- **WHAT YOU NEED TO DO**
Turn the lines of the records below into a numbered list, beginning with the line containing "site-logo-title[interactable]: Knowledge Sharing" and ending with the line containing "news-card-headline-2: 주주행동주의 <box>409", skipping any blank lines.
— Begin RECORDED INFORMATION —
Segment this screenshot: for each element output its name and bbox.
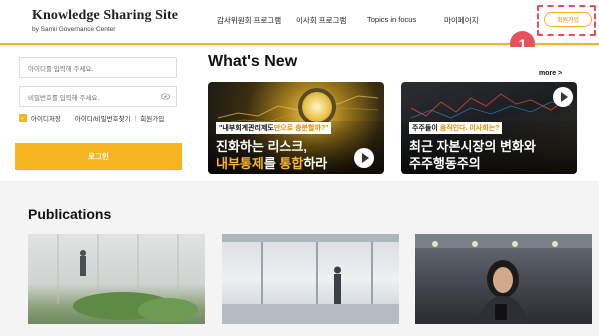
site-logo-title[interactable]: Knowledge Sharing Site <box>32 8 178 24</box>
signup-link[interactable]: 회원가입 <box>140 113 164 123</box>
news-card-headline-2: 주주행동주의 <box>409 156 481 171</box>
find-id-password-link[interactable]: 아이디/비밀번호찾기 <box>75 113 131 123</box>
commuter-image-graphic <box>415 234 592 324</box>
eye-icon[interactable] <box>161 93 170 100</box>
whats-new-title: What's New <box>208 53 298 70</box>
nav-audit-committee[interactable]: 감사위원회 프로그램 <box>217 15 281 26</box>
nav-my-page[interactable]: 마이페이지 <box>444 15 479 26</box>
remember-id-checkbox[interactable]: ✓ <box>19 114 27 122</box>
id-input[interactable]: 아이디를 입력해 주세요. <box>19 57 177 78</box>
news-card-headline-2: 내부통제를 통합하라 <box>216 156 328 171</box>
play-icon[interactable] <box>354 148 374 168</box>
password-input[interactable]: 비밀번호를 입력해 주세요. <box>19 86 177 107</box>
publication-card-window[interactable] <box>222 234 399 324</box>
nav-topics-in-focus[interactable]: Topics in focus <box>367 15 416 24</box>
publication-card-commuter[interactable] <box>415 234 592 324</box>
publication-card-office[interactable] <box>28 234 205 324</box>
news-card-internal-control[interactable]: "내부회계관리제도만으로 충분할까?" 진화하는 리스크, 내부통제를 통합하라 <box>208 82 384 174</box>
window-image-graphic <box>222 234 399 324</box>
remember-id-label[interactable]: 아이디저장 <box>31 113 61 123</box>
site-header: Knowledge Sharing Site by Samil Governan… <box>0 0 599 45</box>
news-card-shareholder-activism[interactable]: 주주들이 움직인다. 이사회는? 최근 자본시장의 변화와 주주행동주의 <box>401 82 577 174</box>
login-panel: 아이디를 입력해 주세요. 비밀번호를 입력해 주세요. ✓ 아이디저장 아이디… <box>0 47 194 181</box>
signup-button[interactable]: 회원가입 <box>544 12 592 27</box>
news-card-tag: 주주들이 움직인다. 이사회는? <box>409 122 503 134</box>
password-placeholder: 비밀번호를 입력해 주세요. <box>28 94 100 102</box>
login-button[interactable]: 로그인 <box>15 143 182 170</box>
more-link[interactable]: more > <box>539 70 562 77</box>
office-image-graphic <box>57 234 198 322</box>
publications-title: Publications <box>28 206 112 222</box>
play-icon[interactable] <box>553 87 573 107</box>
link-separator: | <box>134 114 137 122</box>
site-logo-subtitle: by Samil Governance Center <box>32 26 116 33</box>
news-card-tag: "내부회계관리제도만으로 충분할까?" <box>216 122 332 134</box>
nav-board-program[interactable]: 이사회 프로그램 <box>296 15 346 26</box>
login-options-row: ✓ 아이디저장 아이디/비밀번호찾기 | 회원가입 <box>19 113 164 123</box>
— End RECORDED INFORMATION —
- **ANSWER BELOW**
1. site-logo-title[interactable]: Knowledge Sharing Site <box>32 8 178 24</box>
2. signup-link[interactable]: 회원가입 <box>140 113 164 123</box>
3. news-card-headline-2: 주주행동주의 <box>409 156 481 171</box>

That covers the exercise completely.